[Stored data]
⁂

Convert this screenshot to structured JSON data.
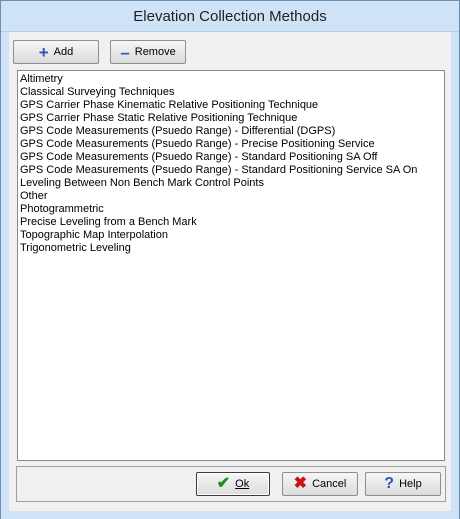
{
  "window": {
    "title": "Elevation Collection Methods"
  },
  "toolbar": {
    "add_label": "Add",
    "remove_label": "Remove",
    "add_icon": "plus-icon",
    "remove_icon": "minus-icon"
  },
  "list": {
    "items": [
      "Altimetry",
      "Classical Surveying Techniques",
      "GPS Carrier Phase Kinematic Relative Positioning Technique",
      "GPS Carrier Phase Static Relative Positioning Technique",
      "GPS Code Measurements (Psuedo Range) - Differential (DGPS)",
      "GPS Code Measurements (Psuedo Range) - Precise Positioning Service",
      "GPS Code Measurements (Psuedo Range) - Standard Positioning SA Off",
      "GPS Code Measurements (Psuedo Range) - Standard Positioning Service SA On",
      "Leveling Between Non Bench Mark Control Points",
      "Other",
      "Photogrammetric",
      "Precise Leveling from a Bench Mark",
      "Topographic Map Interpolation",
      "Trigonometric Leveling"
    ]
  },
  "footer": {
    "ok_label": "Ok",
    "cancel_label": "Cancel",
    "help_label": "Help",
    "ok_icon": "checkmark-icon",
    "cancel_icon": "x-icon",
    "help_icon": "question-mark-icon"
  },
  "colors": {
    "titlebar": "#cfe3f6",
    "accent_blue": "#2f55b8",
    "ok_green": "#1e8a1e",
    "cancel_red": "#c81414"
  }
}
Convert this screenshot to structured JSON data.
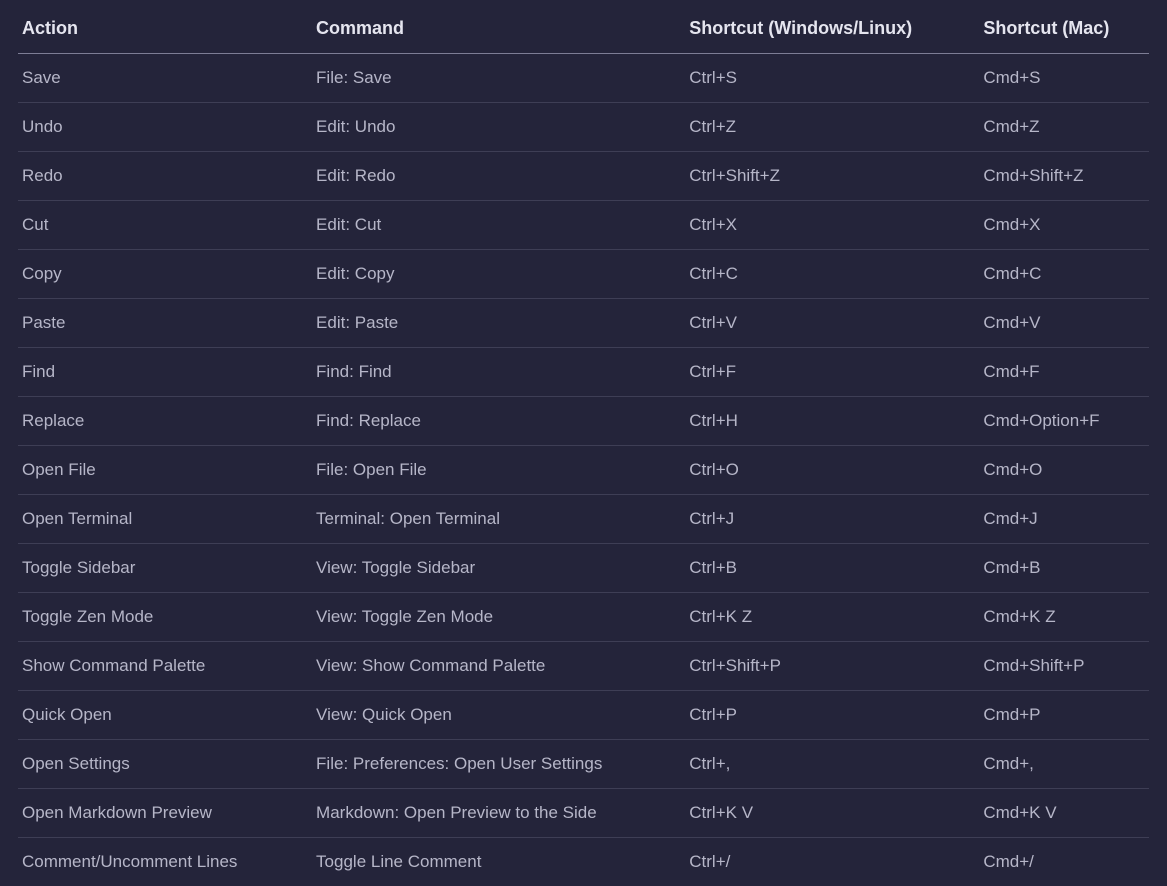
{
  "headers": {
    "action": "Action",
    "command": "Command",
    "shortcut_win": "Shortcut (Windows/Linux)",
    "shortcut_mac": "Shortcut (Mac)"
  },
  "rows": [
    {
      "action": "Save",
      "command": "File: Save",
      "win": "Ctrl+S",
      "mac": "Cmd+S"
    },
    {
      "action": "Undo",
      "command": "Edit: Undo",
      "win": "Ctrl+Z",
      "mac": "Cmd+Z"
    },
    {
      "action": "Redo",
      "command": "Edit: Redo",
      "win": "Ctrl+Shift+Z",
      "mac": "Cmd+Shift+Z"
    },
    {
      "action": "Cut",
      "command": "Edit: Cut",
      "win": "Ctrl+X",
      "mac": "Cmd+X"
    },
    {
      "action": "Copy",
      "command": "Edit: Copy",
      "win": "Ctrl+C",
      "mac": "Cmd+C"
    },
    {
      "action": "Paste",
      "command": "Edit: Paste",
      "win": "Ctrl+V",
      "mac": "Cmd+V"
    },
    {
      "action": "Find",
      "command": "Find: Find",
      "win": "Ctrl+F",
      "mac": "Cmd+F"
    },
    {
      "action": "Replace",
      "command": "Find: Replace",
      "win": "Ctrl+H",
      "mac": "Cmd+Option+F"
    },
    {
      "action": "Open File",
      "command": "File: Open File",
      "win": "Ctrl+O",
      "mac": "Cmd+O"
    },
    {
      "action": "Open Terminal",
      "command": "Terminal: Open Terminal",
      "win": "Ctrl+J",
      "mac": "Cmd+J"
    },
    {
      "action": "Toggle Sidebar",
      "command": "View: Toggle Sidebar",
      "win": "Ctrl+B",
      "mac": "Cmd+B"
    },
    {
      "action": "Toggle Zen Mode",
      "command": "View: Toggle Zen Mode",
      "win": "Ctrl+K Z",
      "mac": "Cmd+K Z"
    },
    {
      "action": "Show Command Palette",
      "command": "View: Show Command Palette",
      "win": "Ctrl+Shift+P",
      "mac": "Cmd+Shift+P"
    },
    {
      "action": "Quick Open",
      "command": "View: Quick Open",
      "win": "Ctrl+P",
      "mac": "Cmd+P"
    },
    {
      "action": "Open Settings",
      "command": "File: Preferences: Open User Settings",
      "win": "Ctrl+,",
      "mac": "Cmd+,"
    },
    {
      "action": "Open Markdown Preview",
      "command": "Markdown: Open Preview to the Side",
      "win": "Ctrl+K V",
      "mac": "Cmd+K V"
    },
    {
      "action": "Comment/Uncomment Lines",
      "command": "Toggle Line Comment",
      "win": "Ctrl+/",
      "mac": "Cmd+/"
    }
  ]
}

⁂

STATED TASK. All of the material above is to be copied exactly, except for its images.

REPLY TO THE EXERCISE.
Convert this screenshot to structured JSON data.
{
  "window": {
    "title": "Elevation Collection Methods"
  },
  "toolbar": {
    "add_label": "Add",
    "remove_label": "Remove",
    "add_icon": "plus-icon",
    "remove_icon": "minus-icon"
  },
  "list": {
    "items": [
      "Altimetry",
      "Classical Surveying Techniques",
      "GPS Carrier Phase Kinematic Relative Positioning Technique",
      "GPS Carrier Phase Static Relative Positioning Technique",
      "GPS Code Measurements (Psuedo Range) - Differential (DGPS)",
      "GPS Code Measurements (Psuedo Range) - Precise Positioning Service",
      "GPS Code Measurements (Psuedo Range) - Standard Positioning SA Off",
      "GPS Code Measurements (Psuedo Range) - Standard Positioning Service SA On",
      "Leveling Between Non Bench Mark Control Points",
      "Other",
      "Photogrammetric",
      "Precise Leveling from a Bench Mark",
      "Topographic Map Interpolation",
      "Trigonometric Leveling"
    ]
  },
  "footer": {
    "ok_label": "Ok",
    "cancel_label": "Cancel",
    "help_label": "Help",
    "ok_icon": "checkmark-icon",
    "cancel_icon": "x-icon",
    "help_icon": "question-mark-icon"
  },
  "colors": {
    "titlebar": "#cfe3f6",
    "accent_blue": "#2f55b8",
    "ok_green": "#1e8a1e",
    "cancel_red": "#c81414"
  }
}
Convert this screenshot to structured JSON data.
{
  "headers": {
    "action": "Action",
    "command": "Command",
    "shortcut_win": "Shortcut (Windows/Linux)",
    "shortcut_mac": "Shortcut (Mac)"
  },
  "rows": [
    {
      "action": "Save",
      "command": "File: Save",
      "win": "Ctrl+S",
      "mac": "Cmd+S"
    },
    {
      "action": "Undo",
      "command": "Edit: Undo",
      "win": "Ctrl+Z",
      "mac": "Cmd+Z"
    },
    {
      "action": "Redo",
      "command": "Edit: Redo",
      "win": "Ctrl+Shift+Z",
      "mac": "Cmd+Shift+Z"
    },
    {
      "action": "Cut",
      "command": "Edit: Cut",
      "win": "Ctrl+X",
      "mac": "Cmd+X"
    },
    {
      "action": "Copy",
      "command": "Edit: Copy",
      "win": "Ctrl+C",
      "mac": "Cmd+C"
    },
    {
      "action": "Paste",
      "command": "Edit: Paste",
      "win": "Ctrl+V",
      "mac": "Cmd+V"
    },
    {
      "action": "Find",
      "command": "Find: Find",
      "win": "Ctrl+F",
      "mac": "Cmd+F"
    },
    {
      "action": "Replace",
      "command": "Find: Replace",
      "win": "Ctrl+H",
      "mac": "Cmd+Option+F"
    },
    {
      "action": "Open File",
      "command": "File: Open File",
      "win": "Ctrl+O",
      "mac": "Cmd+O"
    },
    {
      "action": "Open Terminal",
      "command": "Terminal: Open Terminal",
      "win": "Ctrl+J",
      "mac": "Cmd+J"
    },
    {
      "action": "Toggle Sidebar",
      "command": "View: Toggle Sidebar",
      "win": "Ctrl+B",
      "mac": "Cmd+B"
    },
    {
      "action": "Toggle Zen Mode",
      "command": "View: Toggle Zen Mode",
      "win": "Ctrl+K Z",
      "mac": "Cmd+K Z"
    },
    {
      "action": "Show Command Palette",
      "command": "View: Show Command Palette",
      "win": "Ctrl+Shift+P",
      "mac": "Cmd+Shift+P"
    },
    {
      "action": "Quick Open",
      "command": "View: Quick Open",
      "win": "Ctrl+P",
      "mac": "Cmd+P"
    },
    {
      "action": "Open Settings",
      "command": "File: Preferences: Open User Settings",
      "win": "Ctrl+,",
      "mac": "Cmd+,"
    },
    {
      "action": "Open Markdown Preview",
      "command": "Markdown: Open Preview to the Side",
      "win": "Ctrl+K V",
      "mac": "Cmd+K V"
    },
    {
      "action": "Comment/Uncomment Lines",
      "command": "Toggle Line Comment",
      "win": "Ctrl+/",
      "mac": "Cmd+/"
    }
  ]
}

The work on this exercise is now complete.